◆ **Text shown**
● ● ●
Neuroscience Reframes Amygdala and Reward in ADHD
New findings are reframing ADHD's neurological underpinnings, moving beyond simple deficit models. Research suggests the amygdala acts as a strategic mediator for learning, while other insights propose ADHD involves differences in reward processing, underscoring the need for engaging, personalized learning strategies.
- Research indicates that some subregions of the amygdala may be smaller in individuals with ADHD, a difference that is linked to challenges with emotional regulation and decision-making. Disrupted connectivity between the amygdala and the prefrontal cortex can lead to an "amygdala hijack," where the brain's emotional responses override the executive functions of the thinking brain. - The brain's reward system in individuals with ADHD shows differences in dopamine signaling; specifically, there may be lower levels of dopamine transporters and receptors. This can result in a diminished anticipatory dopamine surge when expecting a reward, making it more difficult to sustain motivation for tasks with delayed gratification. - Beyond dopamine, imbalances in the neurotransmitters norepinephrine and serotonin are also associated with ADHD. These neurochemicals play a significant role in regulating attention, arousal, mood, and impulse control. - Studies have shown that individuals with ADHD often exhibit a stronger preference for smaller, immediate rewards over larger, delayed ones. This characteristic, known as delay aversion, has been functionally linked to hyperactivity in the basolateral amygdala when presented with delay-related cues. - For twice-exceptional (2e) students, who are both gifted and have ADHD, their strengths can often mask their executive function and emotional regulation challenges, or vice-versa. This "asynchronous development" can lead to inconsistent academic performance and make proper identification and support difficult. - Emerging interventions are targeting these neural pathways directly. At Stanford's C-BRAIN Lab, researchers are using real-time functional near-infrared spectroscopy (fNIRS) to guide and personalize working memory training for children with ADHD. - Non-invasive brain stimulation is also being explored as a treatment. A 2023 study led by the University of Surrey and the Hebrew University of Jerusalem found that 64% of children with ADHD who received transcranial direct current stimulation (tDCS) alongside cognitive training showed clinically significant improvements three weeks after treatment.
● ● ●
◆ **About this task**
Rewrite the ADHD neuroscience text from "Neuroscience Reframes Amygdala" up to and including "personalized learning strategies.", putting "deficit theories" in place of "deficit models".
● ● ●
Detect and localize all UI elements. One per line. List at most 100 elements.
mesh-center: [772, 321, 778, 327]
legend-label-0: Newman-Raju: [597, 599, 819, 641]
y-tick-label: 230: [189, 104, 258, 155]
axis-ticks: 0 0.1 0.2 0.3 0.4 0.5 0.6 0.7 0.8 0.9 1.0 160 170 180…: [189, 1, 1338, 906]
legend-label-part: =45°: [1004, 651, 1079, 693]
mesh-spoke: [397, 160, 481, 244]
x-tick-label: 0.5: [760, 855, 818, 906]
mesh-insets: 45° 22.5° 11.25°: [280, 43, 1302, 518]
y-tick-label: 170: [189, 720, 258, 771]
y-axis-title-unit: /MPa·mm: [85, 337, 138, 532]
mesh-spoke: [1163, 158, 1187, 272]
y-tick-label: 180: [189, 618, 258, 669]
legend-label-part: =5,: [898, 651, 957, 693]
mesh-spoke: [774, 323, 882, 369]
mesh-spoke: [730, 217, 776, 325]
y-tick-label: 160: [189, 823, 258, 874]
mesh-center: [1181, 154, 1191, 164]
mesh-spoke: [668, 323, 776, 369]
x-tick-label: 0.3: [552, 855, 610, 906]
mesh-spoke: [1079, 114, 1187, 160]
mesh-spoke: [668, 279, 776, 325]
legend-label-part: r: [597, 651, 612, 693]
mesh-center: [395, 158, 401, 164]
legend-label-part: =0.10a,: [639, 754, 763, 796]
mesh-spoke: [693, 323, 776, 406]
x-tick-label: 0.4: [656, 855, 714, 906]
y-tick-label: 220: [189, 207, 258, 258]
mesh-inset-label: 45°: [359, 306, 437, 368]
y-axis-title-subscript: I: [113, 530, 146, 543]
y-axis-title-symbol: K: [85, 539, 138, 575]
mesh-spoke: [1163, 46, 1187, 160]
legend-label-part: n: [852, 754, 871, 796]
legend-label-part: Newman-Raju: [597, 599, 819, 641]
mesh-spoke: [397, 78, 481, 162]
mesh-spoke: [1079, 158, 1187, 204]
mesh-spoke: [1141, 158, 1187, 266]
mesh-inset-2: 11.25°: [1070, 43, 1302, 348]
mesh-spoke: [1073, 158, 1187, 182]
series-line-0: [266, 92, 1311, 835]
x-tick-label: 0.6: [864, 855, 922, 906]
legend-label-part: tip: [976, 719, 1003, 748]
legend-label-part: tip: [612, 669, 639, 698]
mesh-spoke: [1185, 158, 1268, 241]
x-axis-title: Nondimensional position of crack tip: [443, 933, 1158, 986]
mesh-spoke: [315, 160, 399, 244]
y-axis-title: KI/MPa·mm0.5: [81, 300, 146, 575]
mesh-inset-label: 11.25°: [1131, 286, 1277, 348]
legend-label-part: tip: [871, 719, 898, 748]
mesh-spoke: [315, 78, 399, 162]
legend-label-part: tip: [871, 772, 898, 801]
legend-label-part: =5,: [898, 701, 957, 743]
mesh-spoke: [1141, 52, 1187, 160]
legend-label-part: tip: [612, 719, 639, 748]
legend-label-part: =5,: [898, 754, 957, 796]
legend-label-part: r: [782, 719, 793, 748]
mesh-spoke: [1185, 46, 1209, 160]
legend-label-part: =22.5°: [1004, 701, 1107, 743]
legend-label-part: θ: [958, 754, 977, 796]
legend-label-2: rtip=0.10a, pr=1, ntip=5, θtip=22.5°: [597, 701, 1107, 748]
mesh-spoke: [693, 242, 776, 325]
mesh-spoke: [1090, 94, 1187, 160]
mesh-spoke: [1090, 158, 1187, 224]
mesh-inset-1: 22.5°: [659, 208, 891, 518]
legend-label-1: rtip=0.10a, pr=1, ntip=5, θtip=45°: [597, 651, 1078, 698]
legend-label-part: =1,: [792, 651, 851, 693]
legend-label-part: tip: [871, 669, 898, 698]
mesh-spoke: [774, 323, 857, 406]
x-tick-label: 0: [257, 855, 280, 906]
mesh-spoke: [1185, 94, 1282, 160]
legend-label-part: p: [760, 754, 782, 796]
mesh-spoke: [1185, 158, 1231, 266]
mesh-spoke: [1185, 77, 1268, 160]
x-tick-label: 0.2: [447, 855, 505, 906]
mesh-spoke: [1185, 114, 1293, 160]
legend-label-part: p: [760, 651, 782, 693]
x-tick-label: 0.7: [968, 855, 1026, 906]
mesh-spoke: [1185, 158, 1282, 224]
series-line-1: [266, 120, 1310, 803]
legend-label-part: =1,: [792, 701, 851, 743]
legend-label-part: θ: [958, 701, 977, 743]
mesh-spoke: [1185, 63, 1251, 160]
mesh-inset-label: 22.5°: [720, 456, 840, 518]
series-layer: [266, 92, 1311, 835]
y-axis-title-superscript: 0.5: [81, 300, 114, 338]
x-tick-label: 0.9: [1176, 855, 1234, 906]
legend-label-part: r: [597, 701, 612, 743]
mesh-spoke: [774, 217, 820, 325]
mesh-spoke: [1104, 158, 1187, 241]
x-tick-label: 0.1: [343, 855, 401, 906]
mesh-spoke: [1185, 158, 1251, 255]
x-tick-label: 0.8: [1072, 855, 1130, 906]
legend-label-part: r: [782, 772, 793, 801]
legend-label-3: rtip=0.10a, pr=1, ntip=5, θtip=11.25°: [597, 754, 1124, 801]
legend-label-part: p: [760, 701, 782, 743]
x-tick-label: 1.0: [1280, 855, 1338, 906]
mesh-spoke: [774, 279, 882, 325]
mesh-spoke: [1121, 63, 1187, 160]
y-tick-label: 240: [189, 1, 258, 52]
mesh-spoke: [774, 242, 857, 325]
● ● ●
◆ **Solution to the problem**
Neuroscience Reframes Amygdala and Reward in ADHD
New findings are reframing ADHD's neurological underpinnings, moving beyond simple deficit theories. Research suggests the amygdala acts as a strategic mediator for learning, while other insights propose ADHD involves differences in reward processing, underscoring the need for engaging, personalized learning strategies.